Data entries:
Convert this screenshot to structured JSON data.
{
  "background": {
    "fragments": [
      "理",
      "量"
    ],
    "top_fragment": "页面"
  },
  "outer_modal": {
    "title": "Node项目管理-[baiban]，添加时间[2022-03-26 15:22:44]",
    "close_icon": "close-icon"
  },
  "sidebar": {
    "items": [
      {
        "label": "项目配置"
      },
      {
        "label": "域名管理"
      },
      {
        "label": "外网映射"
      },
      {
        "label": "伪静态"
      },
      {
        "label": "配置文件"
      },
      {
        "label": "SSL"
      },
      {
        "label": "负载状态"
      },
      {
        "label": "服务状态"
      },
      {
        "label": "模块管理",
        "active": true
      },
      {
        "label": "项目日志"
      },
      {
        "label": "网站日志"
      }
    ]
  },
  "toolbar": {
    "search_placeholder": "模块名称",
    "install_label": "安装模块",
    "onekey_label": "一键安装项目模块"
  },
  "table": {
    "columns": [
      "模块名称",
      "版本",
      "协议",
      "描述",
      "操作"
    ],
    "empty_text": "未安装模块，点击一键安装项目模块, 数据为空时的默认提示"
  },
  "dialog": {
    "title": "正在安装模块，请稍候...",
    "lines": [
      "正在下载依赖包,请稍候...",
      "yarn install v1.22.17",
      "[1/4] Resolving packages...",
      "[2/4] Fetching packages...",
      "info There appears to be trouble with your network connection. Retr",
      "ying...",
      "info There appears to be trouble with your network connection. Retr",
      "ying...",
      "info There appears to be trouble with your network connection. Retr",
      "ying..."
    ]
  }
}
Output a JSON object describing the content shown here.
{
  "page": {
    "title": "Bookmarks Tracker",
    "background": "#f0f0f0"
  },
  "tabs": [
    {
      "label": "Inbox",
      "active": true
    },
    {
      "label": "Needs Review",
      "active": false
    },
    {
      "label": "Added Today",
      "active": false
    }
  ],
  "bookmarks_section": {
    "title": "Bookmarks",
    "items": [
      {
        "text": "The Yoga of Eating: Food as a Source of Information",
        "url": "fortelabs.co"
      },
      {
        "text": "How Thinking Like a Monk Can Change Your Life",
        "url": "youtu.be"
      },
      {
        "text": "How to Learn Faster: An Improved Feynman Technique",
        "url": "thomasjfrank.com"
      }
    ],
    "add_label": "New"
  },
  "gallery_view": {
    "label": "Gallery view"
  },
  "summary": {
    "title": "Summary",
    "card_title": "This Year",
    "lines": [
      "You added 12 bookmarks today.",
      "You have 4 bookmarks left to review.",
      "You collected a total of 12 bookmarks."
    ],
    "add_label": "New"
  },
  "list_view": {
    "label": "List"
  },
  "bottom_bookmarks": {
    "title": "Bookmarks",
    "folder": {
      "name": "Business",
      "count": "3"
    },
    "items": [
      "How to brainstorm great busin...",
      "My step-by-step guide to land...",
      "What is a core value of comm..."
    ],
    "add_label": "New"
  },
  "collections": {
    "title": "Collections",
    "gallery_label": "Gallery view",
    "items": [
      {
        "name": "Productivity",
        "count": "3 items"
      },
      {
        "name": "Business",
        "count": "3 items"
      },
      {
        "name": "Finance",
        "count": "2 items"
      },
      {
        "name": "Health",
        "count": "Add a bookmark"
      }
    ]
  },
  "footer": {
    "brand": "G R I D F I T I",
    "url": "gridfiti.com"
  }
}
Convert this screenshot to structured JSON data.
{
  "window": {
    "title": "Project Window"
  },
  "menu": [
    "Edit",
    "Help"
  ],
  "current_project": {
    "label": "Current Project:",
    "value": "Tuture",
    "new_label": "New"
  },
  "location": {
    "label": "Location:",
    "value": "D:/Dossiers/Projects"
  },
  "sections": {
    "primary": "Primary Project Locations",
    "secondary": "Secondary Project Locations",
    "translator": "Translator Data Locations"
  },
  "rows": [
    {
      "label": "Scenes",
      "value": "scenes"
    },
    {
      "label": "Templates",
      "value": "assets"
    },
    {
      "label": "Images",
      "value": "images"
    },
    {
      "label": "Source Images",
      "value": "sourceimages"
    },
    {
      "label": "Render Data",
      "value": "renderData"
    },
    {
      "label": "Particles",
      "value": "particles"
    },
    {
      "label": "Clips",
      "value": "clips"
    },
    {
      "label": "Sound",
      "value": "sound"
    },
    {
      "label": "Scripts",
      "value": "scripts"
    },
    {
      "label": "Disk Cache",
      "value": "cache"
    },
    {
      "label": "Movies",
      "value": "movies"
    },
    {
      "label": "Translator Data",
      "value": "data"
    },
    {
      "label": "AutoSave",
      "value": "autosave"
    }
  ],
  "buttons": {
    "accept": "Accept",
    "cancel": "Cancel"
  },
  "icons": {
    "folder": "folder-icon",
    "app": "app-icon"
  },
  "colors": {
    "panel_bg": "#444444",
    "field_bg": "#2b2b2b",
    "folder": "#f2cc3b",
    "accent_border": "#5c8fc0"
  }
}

◆ WHAT IS EXPECTED ◆
Take the lines above and retype all of them exactly.

◆ IN RESPONSE ◆
Convert this screenshot to structured JSON data.
{
  "background": {
    "fragments": [
      "理",
      "量"
    ],
    "top_fragment": "页面"
  },
  "outer_modal": {
    "title": "Node项目管理-[baiban]，添加时间[2022-03-26 15:22:44]",
    "close_icon": "close-icon"
  },
  "sidebar": {
    "items": [
      {
        "label": "项目配置"
      },
      {
        "label": "域名管理"
      },
      {
        "label": "外网映射"
      },
      {
        "label": "伪静态"
      },
      {
        "label": "配置文件"
      },
      {
        "label": "SSL"
      },
      {
        "label": "负载状态"
      },
      {
        "label": "服务状态"
      },
      {
        "label": "模块管理",
        "active": true
      },
      {
        "label": "项目日志"
      },
      {
        "label": "网站日志"
      }
    ]
  },
  "toolbar": {
    "search_placeholder": "模块名称",
    "install_label": "安装模块",
    "onekey_label": "一键安装项目模块"
  },
  "table": {
    "columns": [
      "模块名称",
      "版本",
      "协议",
      "描述",
      "操作"
    ],
    "empty_text": "未安装模块，点击一键安装项目模块, 数据为空时的默认提示"
  },
  "dialog": {
    "title": "正在安装模块，请稍候...",
    "lines": [
      "正在下载依赖包,请稍候...",
      "yarn install v1.22.17",
      "[1/4] Resolving packages...",
      "[2/4] Fetching packages...",
      "info There appears to be trouble with your network connection. Retr",
      "ying...",
      "info There appears to be trouble with your network connection. Retr",
      "ying...",
      "info There appears to be trouble with your network connection. Retr",
      "ying..."
    ]
  }
}
Output a JSON object describing the content shown here.
{
  "page": {
    "title": "Bookmarks Tracker",
    "background": "#f0f0f0"
  },
  "tabs": [
    {
      "label": "Inbox",
      "active": true
    },
    {
      "label": "Needs Review",
      "active": false
    },
    {
      "label": "Added Today",
      "active": false
    }
  ],
  "bookmarks_section": {
    "title": "Bookmarks",
    "items": [
      {
        "text": "The Yoga of Eating: Food as a Source of Information",
        "url": "fortelabs.co"
      },
      {
        "text": "How Thinking Like a Monk Can Change Your Life",
        "url": "youtu.be"
      },
      {
        "text": "How to Learn Faster: An Improved Feynman Technique",
        "url": "thomasjfrank.com"
      }
    ],
    "add_label": "New"
  },
  "gallery_view": {
    "label": "Gallery view"
  },
  "summary": {
    "title": "Summary",
    "card_title": "This Year",
    "lines": [
      "You added 12 bookmarks today.",
      "You have 4 bookmarks left to review.",
      "You collected a total of 12 bookmarks."
    ],
    "add_label": "New"
  },
  "list_view": {
    "label": "List"
  },
  "bottom_bookmarks": {
    "title": "Bookmarks",
    "folder": {
      "name": "Business",
      "count": "3"
    },
    "items": [
      "How to brainstorm great busin...",
      "My step-by-step guide to land...",
      "What is a core value of comm..."
    ],
    "add_label": "New"
  },
  "collections": {
    "title": "Collections",
    "gallery_label": "Gallery view",
    "items": [
      {
        "name": "Productivity",
        "count": "3 items"
      },
      {
        "name": "Business",
        "count": "3 items"
      },
      {
        "name": "Finance",
        "count": "2 items"
      },
      {
        "name": "Health",
        "count": "Add a bookmark"
      }
    ]
  },
  "footer": {
    "brand": "G R I D F I T I",
    "url": "gridfiti.com"
  }
}
Convert this screenshot to structured JSON data.
{
  "window": {
    "title": "Project Window"
  },
  "menu": [
    "Edit",
    "Help"
  ],
  "current_project": {
    "label": "Current Project:",
    "value": "Tuture",
    "new_label": "New"
  },
  "location": {
    "label": "Location:",
    "value": "D:/Dossiers/Projects"
  },
  "sections": {
    "primary": "Primary Project Locations",
    "secondary": "Secondary Project Locations",
    "translator": "Translator Data Locations"
  },
  "rows": [
    {
      "label": "Scenes",
      "value": "scenes"
    },
    {
      "label": "Templates",
      "value": "assets"
    },
    {
      "label": "Images",
      "value": "images"
    },
    {
      "label": "Source Images",
      "value": "sourceimages"
    },
    {
      "label": "Render Data",
      "value": "renderData"
    },
    {
      "label": "Particles",
      "value": "particles"
    },
    {
      "label": "Clips",
      "value": "clips"
    },
    {
      "label": "Sound",
      "value": "sound"
    },
    {
      "label": "Scripts",
      "value": "scripts"
    },
    {
      "label": "Disk Cache",
      "value": "cache"
    },
    {
      "label": "Movies",
      "value": "movies"
    },
    {
      "label": "Translator Data",
      "value": "data"
    },
    {
      "label": "AutoSave",
      "value": "autosave"
    }
  ],
  "buttons": {
    "accept": "Accept",
    "cancel": "Cancel"
  },
  "icons": {
    "folder": "folder-icon",
    "app": "app-icon"
  },
  "colors": {
    "panel_bg": "#444444",
    "field_bg": "#2b2b2b",
    "folder": "#f2cc3b",
    "accent_border": "#5c8fc0"
  }
}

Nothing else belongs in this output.